TASK REQUIREMENTS ::
Return the records exactly as they are.
'''
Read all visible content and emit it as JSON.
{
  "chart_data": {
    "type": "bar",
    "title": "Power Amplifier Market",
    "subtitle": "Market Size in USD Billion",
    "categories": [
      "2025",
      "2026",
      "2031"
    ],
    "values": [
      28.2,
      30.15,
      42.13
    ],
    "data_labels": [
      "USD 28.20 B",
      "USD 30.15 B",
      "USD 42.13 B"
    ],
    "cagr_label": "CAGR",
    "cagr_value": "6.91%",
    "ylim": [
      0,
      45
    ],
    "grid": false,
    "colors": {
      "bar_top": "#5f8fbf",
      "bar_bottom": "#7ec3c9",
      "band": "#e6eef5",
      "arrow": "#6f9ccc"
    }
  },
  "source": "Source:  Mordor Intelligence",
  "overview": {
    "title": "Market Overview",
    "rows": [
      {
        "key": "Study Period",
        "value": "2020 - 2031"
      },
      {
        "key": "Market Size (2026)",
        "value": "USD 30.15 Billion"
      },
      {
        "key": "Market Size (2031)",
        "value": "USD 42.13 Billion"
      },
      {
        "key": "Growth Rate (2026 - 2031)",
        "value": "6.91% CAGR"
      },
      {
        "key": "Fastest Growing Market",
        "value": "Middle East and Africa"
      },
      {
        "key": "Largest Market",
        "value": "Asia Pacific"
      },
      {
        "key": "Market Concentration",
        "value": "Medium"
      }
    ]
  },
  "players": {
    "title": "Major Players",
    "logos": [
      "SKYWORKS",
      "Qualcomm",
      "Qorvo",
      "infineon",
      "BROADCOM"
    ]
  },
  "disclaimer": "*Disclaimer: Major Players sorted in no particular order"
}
'''
RESULT ::
Read all visible content and emit it as JSON.
{
  "chart_data": {
    "type": "bar",
    "title": "Power Amplifier Market",
    "subtitle": "Market Size in USD Billion",
    "categories": [
      "2025",
      "2026",
      "2031"
    ],
    "values": [
      28.2,
      30.15,
      42.13
    ],
    "data_labels": [
      "USD 28.20 B",
      "USD 30.15 B",
      "USD 42.13 B"
    ],
    "cagr_label": "CAGR",
    "cagr_value": "6.91%",
    "ylim": [
      0,
      45
    ],
    "grid": false,
    "colors": {
      "bar_top": "#5f8fbf",
      "bar_bottom": "#7ec3c9",
      "band": "#e6eef5",
      "arrow": "#6f9ccc"
    }
  },
  "source": "Source:  Mordor Intelligence",
  "overview": {
    "title": "Market Overview",
    "rows": [
      {
        "key": "Study Period",
        "value": "2020 - 2031"
      },
      {
        "key": "Market Size (2026)",
        "value": "USD 30.15 Billion"
      },
      {
        "key": "Market Size (2031)",
        "value": "USD 42.13 Billion"
      },
      {
        "key": "Growth Rate (2026 - 2031)",
        "value": "6.91% CAGR"
      },
      {
        "key": "Fastest Growing Market",
        "value": "Middle East and Africa"
      },
      {
        "key": "Largest Market",
        "value": "Asia Pacific"
      },
      {
        "key": "Market Concentration",
        "value": "Medium"
      }
    ]
  },
  "players": {
    "title": "Major Players",
    "logos": [
      "SKYWORKS",
      "Qualcomm",
      "Qorvo",
      "infineon",
      "BROADCOM"
    ]
  },
  "disclaimer": "*Disclaimer: Major Players sorted in no particular order"
}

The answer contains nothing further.